Recorded information start

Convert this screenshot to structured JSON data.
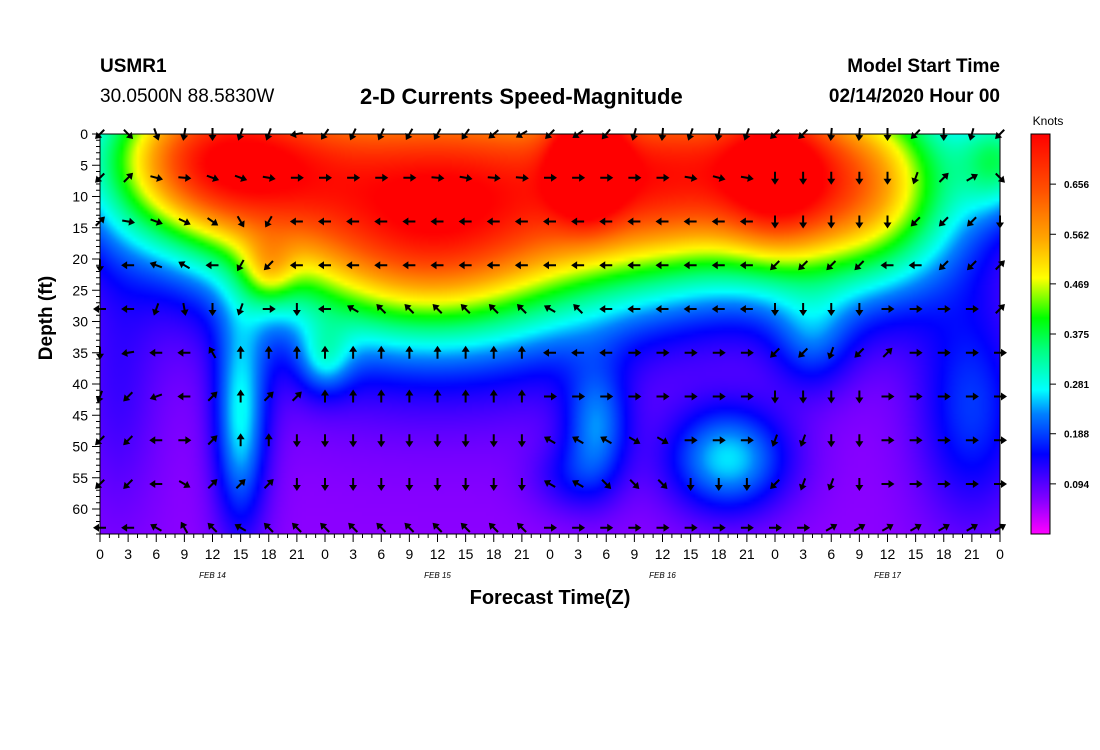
{
  "header": {
    "station": "USMR1",
    "coordinates": "30.0500N 88.5830W",
    "title": "2-D Currents Speed-Magnitude",
    "start_label": "Model Start Time",
    "start_value": "02/14/2020 Hour 00"
  },
  "chart_data": {
    "type": "heatmap",
    "title": "2-D Currents Speed-Magnitude",
    "xlabel": "Forecast Time(Z)",
    "ylabel": "Depth (ft)",
    "x_range": [
      0,
      96
    ],
    "y_range": [
      0,
      64
    ],
    "x_tick_labels": [
      "0",
      "3",
      "6",
      "9",
      "12",
      "15",
      "18",
      "21",
      "0",
      "3",
      "6",
      "9",
      "12",
      "15",
      "18",
      "21",
      "0",
      "3",
      "6",
      "9",
      "12",
      "15",
      "18",
      "21",
      "0",
      "3",
      "6",
      "9",
      "12",
      "15",
      "18",
      "21",
      "0"
    ],
    "y_tick_labels": [
      "0",
      "5",
      "10",
      "15",
      "20",
      "25",
      "30",
      "35",
      "40",
      "45",
      "50",
      "55",
      "60"
    ],
    "date_labels": [
      {
        "text": "FEB 14",
        "hour": 12
      },
      {
        "text": "FEB 15",
        "hour": 36
      },
      {
        "text": "FEB 16",
        "hour": 60
      },
      {
        "text": "FEB 17",
        "hour": 84
      }
    ],
    "colorbar": {
      "unit": "Knots",
      "range": [
        0,
        0.75
      ],
      "ticks": [
        "0.656",
        "0.562",
        "0.469",
        "0.375",
        "0.281",
        "0.188",
        "0.094"
      ],
      "tick_values": [
        0.656,
        0.562,
        0.469,
        0.375,
        0.281,
        0.188,
        0.094
      ]
    },
    "field_blobs": [
      {
        "t": 12,
        "d": 4,
        "st": 9,
        "sd": 10,
        "a": 0.56
      },
      {
        "t": 36,
        "d": 10,
        "st": 14,
        "sd": 15,
        "a": 0.66
      },
      {
        "t": 33,
        "d": 22,
        "st": 10,
        "sd": 8,
        "a": 0.08
      },
      {
        "t": 62,
        "d": 6,
        "st": 10,
        "sd": 12,
        "a": 0.52
      },
      {
        "t": 81,
        "d": 8,
        "st": 8,
        "sd": 12,
        "a": 0.48
      },
      {
        "t": 52,
        "d": 4,
        "st": 2.5,
        "sd": 6,
        "a": 0.35
      },
      {
        "t": 72,
        "d": 5,
        "st": 4,
        "sd": 10,
        "a": 0.22
      },
      {
        "t": 96,
        "d": 4,
        "st": 3,
        "sd": 6,
        "a": 0.22
      },
      {
        "t": 15,
        "d": 46,
        "st": 2,
        "sd": 12,
        "a": 0.2
      },
      {
        "t": 18,
        "d": 22,
        "st": 2,
        "sd": 4,
        "a": 0.14
      },
      {
        "t": 24,
        "d": 36,
        "st": 2,
        "sd": 4,
        "a": 0.12
      },
      {
        "t": 53,
        "d": 47,
        "st": 2.5,
        "sd": 7,
        "a": 0.15
      },
      {
        "t": 67,
        "d": 52,
        "st": 4.5,
        "sd": 6,
        "a": 0.2
      },
      {
        "t": 76,
        "d": 33,
        "st": 3,
        "sd": 6,
        "a": 0.1
      },
      {
        "t": 93,
        "d": 44,
        "st": 4,
        "sd": 12,
        "a": 0.12
      },
      {
        "t": 2,
        "d": 40,
        "st": 3,
        "sd": 15,
        "a": 0.05
      },
      {
        "t": 50,
        "d": 55,
        "st": 3,
        "sd": 4,
        "a": 0.06
      }
    ],
    "arrow_times": [
      0,
      3,
      6,
      9,
      12,
      15,
      18,
      21,
      24,
      27,
      30,
      33,
      36,
      39,
      42,
      45,
      48,
      51,
      54,
      57,
      60,
      63,
      66,
      69,
      72,
      75,
      78,
      81,
      84,
      87,
      90,
      93,
      96
    ],
    "arrow_depths": [
      0,
      7,
      14,
      21,
      28,
      35,
      42,
      49,
      56,
      63
    ],
    "arrow_directions_deg": [
      [
        225,
        135,
        160,
        190,
        180,
        200,
        200,
        260,
        215,
        205,
        205,
        210,
        210,
        215,
        230,
        240,
        225,
        235,
        220,
        195,
        185,
        200,
        190,
        200,
        225,
        225,
        185,
        185,
        180,
        225,
        180,
        195,
        225
      ],
      [
        225,
        45,
        105,
        95,
        110,
        110,
        100,
        90,
        90,
        90,
        90,
        90,
        95,
        100,
        95,
        95,
        90,
        90,
        90,
        90,
        90,
        100,
        105,
        100,
        180,
        180,
        180,
        180,
        180,
        200,
        45,
        60,
        135
      ],
      [
        45,
        100,
        110,
        115,
        125,
        150,
        210,
        270,
        270,
        270,
        270,
        270,
        270,
        270,
        270,
        270,
        270,
        270,
        270,
        270,
        270,
        270,
        270,
        270,
        180,
        180,
        180,
        180,
        180,
        225,
        225,
        225,
        180
      ],
      [
        180,
        270,
        290,
        300,
        270,
        210,
        225,
        270,
        270,
        270,
        270,
        270,
        270,
        270,
        270,
        270,
        270,
        270,
        270,
        270,
        270,
        270,
        270,
        270,
        225,
        225,
        225,
        225,
        270,
        270,
        225,
        225,
        45
      ],
      [
        270,
        270,
        200,
        170,
        180,
        200,
        90,
        180,
        270,
        300,
        315,
        315,
        315,
        315,
        315,
        315,
        300,
        315,
        270,
        270,
        270,
        270,
        270,
        270,
        180,
        180,
        180,
        180,
        90,
        90,
        90,
        90,
        45
      ],
      [
        180,
        260,
        270,
        270,
        330,
        0,
        0,
        0,
        0,
        0,
        0,
        0,
        0,
        0,
        0,
        0,
        270,
        270,
        270,
        90,
        90,
        90,
        90,
        90,
        225,
        225,
        200,
        225,
        45,
        90,
        90,
        90,
        90
      ],
      [
        200,
        225,
        250,
        270,
        45,
        0,
        45,
        45,
        0,
        0,
        0,
        0,
        0,
        0,
        0,
        0,
        90,
        90,
        90,
        90,
        90,
        90,
        90,
        90,
        180,
        180,
        180,
        180,
        90,
        90,
        90,
        90,
        90
      ],
      [
        225,
        225,
        270,
        90,
        45,
        0,
        0,
        180,
        180,
        180,
        180,
        180,
        180,
        180,
        180,
        180,
        300,
        300,
        300,
        120,
        120,
        90,
        90,
        90,
        200,
        200,
        180,
        180,
        90,
        90,
        90,
        90,
        90
      ],
      [
        225,
        225,
        270,
        120,
        45,
        45,
        45,
        180,
        180,
        180,
        180,
        180,
        180,
        180,
        180,
        180,
        300,
        300,
        135,
        135,
        135,
        180,
        180,
        180,
        225,
        200,
        200,
        180,
        90,
        90,
        90,
        90,
        90
      ],
      [
        270,
        270,
        300,
        330,
        315,
        300,
        315,
        315,
        315,
        315,
        315,
        315,
        315,
        315,
        315,
        315,
        90,
        90,
        90,
        90,
        90,
        90,
        90,
        90,
        90,
        90,
        60,
        60,
        60,
        60,
        60,
        60,
        60
      ]
    ]
  }
}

Recorded information end

Exercise brief:
Without the pictures, transcribe the listing above exactly.

Output for this task:
Convert this screenshot to structured JSON data.
{
  "header": {
    "station": "USMR1",
    "coordinates": "30.0500N 88.5830W",
    "title": "2-D Currents Speed-Magnitude",
    "start_label": "Model Start Time",
    "start_value": "02/14/2020 Hour 00"
  },
  "chart_data": {
    "type": "heatmap",
    "title": "2-D Currents Speed-Magnitude",
    "xlabel": "Forecast Time(Z)",
    "ylabel": "Depth (ft)",
    "x_range": [
      0,
      96
    ],
    "y_range": [
      0,
      64
    ],
    "x_tick_labels": [
      "0",
      "3",
      "6",
      "9",
      "12",
      "15",
      "18",
      "21",
      "0",
      "3",
      "6",
      "9",
      "12",
      "15",
      "18",
      "21",
      "0",
      "3",
      "6",
      "9",
      "12",
      "15",
      "18",
      "21",
      "0",
      "3",
      "6",
      "9",
      "12",
      "15",
      "18",
      "21",
      "0"
    ],
    "y_tick_labels": [
      "0",
      "5",
      "10",
      "15",
      "20",
      "25",
      "30",
      "35",
      "40",
      "45",
      "50",
      "55",
      "60"
    ],
    "date_labels": [
      {
        "text": "FEB 14",
        "hour": 12
      },
      {
        "text": "FEB 15",
        "hour": 36
      },
      {
        "text": "FEB 16",
        "hour": 60
      },
      {
        "text": "FEB 17",
        "hour": 84
      }
    ],
    "colorbar": {
      "unit": "Knots",
      "range": [
        0,
        0.75
      ],
      "ticks": [
        "0.656",
        "0.562",
        "0.469",
        "0.375",
        "0.281",
        "0.188",
        "0.094"
      ],
      "tick_values": [
        0.656,
        0.562,
        0.469,
        0.375,
        0.281,
        0.188,
        0.094
      ]
    },
    "field_blobs": [
      {
        "t": 12,
        "d": 4,
        "st": 9,
        "sd": 10,
        "a": 0.56
      },
      {
        "t": 36,
        "d": 10,
        "st": 14,
        "sd": 15,
        "a": 0.66
      },
      {
        "t": 33,
        "d": 22,
        "st": 10,
        "sd": 8,
        "a": 0.08
      },
      {
        "t": 62,
        "d": 6,
        "st": 10,
        "sd": 12,
        "a": 0.52
      },
      {
        "t": 81,
        "d": 8,
        "st": 8,
        "sd": 12,
        "a": 0.48
      },
      {
        "t": 52,
        "d": 4,
        "st": 2.5,
        "sd": 6,
        "a": 0.35
      },
      {
        "t": 72,
        "d": 5,
        "st": 4,
        "sd": 10,
        "a": 0.22
      },
      {
        "t": 96,
        "d": 4,
        "st": 3,
        "sd": 6,
        "a": 0.22
      },
      {
        "t": 15,
        "d": 46,
        "st": 2,
        "sd": 12,
        "a": 0.2
      },
      {
        "t": 18,
        "d": 22,
        "st": 2,
        "sd": 4,
        "a": 0.14
      },
      {
        "t": 24,
        "d": 36,
        "st": 2,
        "sd": 4,
        "a": 0.12
      },
      {
        "t": 53,
        "d": 47,
        "st": 2.5,
        "sd": 7,
        "a": 0.15
      },
      {
        "t": 67,
        "d": 52,
        "st": 4.5,
        "sd": 6,
        "a": 0.2
      },
      {
        "t": 76,
        "d": 33,
        "st": 3,
        "sd": 6,
        "a": 0.1
      },
      {
        "t": 93,
        "d": 44,
        "st": 4,
        "sd": 12,
        "a": 0.12
      },
      {
        "t": 2,
        "d": 40,
        "st": 3,
        "sd": 15,
        "a": 0.05
      },
      {
        "t": 50,
        "d": 55,
        "st": 3,
        "sd": 4,
        "a": 0.06
      }
    ],
    "arrow_times": [
      0,
      3,
      6,
      9,
      12,
      15,
      18,
      21,
      24,
      27,
      30,
      33,
      36,
      39,
      42,
      45,
      48,
      51,
      54,
      57,
      60,
      63,
      66,
      69,
      72,
      75,
      78,
      81,
      84,
      87,
      90,
      93,
      96
    ],
    "arrow_depths": [
      0,
      7,
      14,
      21,
      28,
      35,
      42,
      49,
      56,
      63
    ],
    "arrow_directions_deg": [
      [
        225,
        135,
        160,
        190,
        180,
        200,
        200,
        260,
        215,
        205,
        205,
        210,
        210,
        215,
        230,
        240,
        225,
        235,
        220,
        195,
        185,
        200,
        190,
        200,
        225,
        225,
        185,
        185,
        180,
        225,
        180,
        195,
        225
      ],
      [
        225,
        45,
        105,
        95,
        110,
        110,
        100,
        90,
        90,
        90,
        90,
        90,
        95,
        100,
        95,
        95,
        90,
        90,
        90,
        90,
        90,
        100,
        105,
        100,
        180,
        180,
        180,
        180,
        180,
        200,
        45,
        60,
        135
      ],
      [
        45,
        100,
        110,
        115,
        125,
        150,
        210,
        270,
        270,
        270,
        270,
        270,
        270,
        270,
        270,
        270,
        270,
        270,
        270,
        270,
        270,
        270,
        270,
        270,
        180,
        180,
        180,
        180,
        180,
        225,
        225,
        225,
        180
      ],
      [
        180,
        270,
        290,
        300,
        270,
        210,
        225,
        270,
        270,
        270,
        270,
        270,
        270,
        270,
        270,
        270,
        270,
        270,
        270,
        270,
        270,
        270,
        270,
        270,
        225,
        225,
        225,
        225,
        270,
        270,
        225,
        225,
        45
      ],
      [
        270,
        270,
        200,
        170,
        180,
        200,
        90,
        180,
        270,
        300,
        315,
        315,
        315,
        315,
        315,
        315,
        300,
        315,
        270,
        270,
        270,
        270,
        270,
        270,
        180,
        180,
        180,
        180,
        90,
        90,
        90,
        90,
        45
      ],
      [
        180,
        260,
        270,
        270,
        330,
        0,
        0,
        0,
        0,
        0,
        0,
        0,
        0,
        0,
        0,
        0,
        270,
        270,
        270,
        90,
        90,
        90,
        90,
        90,
        225,
        225,
        200,
        225,
        45,
        90,
        90,
        90,
        90
      ],
      [
        200,
        225,
        250,
        270,
        45,
        0,
        45,
        45,
        0,
        0,
        0,
        0,
        0,
        0,
        0,
        0,
        90,
        90,
        90,
        90,
        90,
        90,
        90,
        90,
        180,
        180,
        180,
        180,
        90,
        90,
        90,
        90,
        90
      ],
      [
        225,
        225,
        270,
        90,
        45,
        0,
        0,
        180,
        180,
        180,
        180,
        180,
        180,
        180,
        180,
        180,
        300,
        300,
        300,
        120,
        120,
        90,
        90,
        90,
        200,
        200,
        180,
        180,
        90,
        90,
        90,
        90,
        90
      ],
      [
        225,
        225,
        270,
        120,
        45,
        45,
        45,
        180,
        180,
        180,
        180,
        180,
        180,
        180,
        180,
        180,
        300,
        300,
        135,
        135,
        135,
        180,
        180,
        180,
        225,
        200,
        200,
        180,
        90,
        90,
        90,
        90,
        90
      ],
      [
        270,
        270,
        300,
        330,
        315,
        300,
        315,
        315,
        315,
        315,
        315,
        315,
        315,
        315,
        315,
        315,
        90,
        90,
        90,
        90,
        90,
        90,
        90,
        90,
        90,
        90,
        60,
        60,
        60,
        60,
        60,
        60,
        60
      ]
    ]
  }
}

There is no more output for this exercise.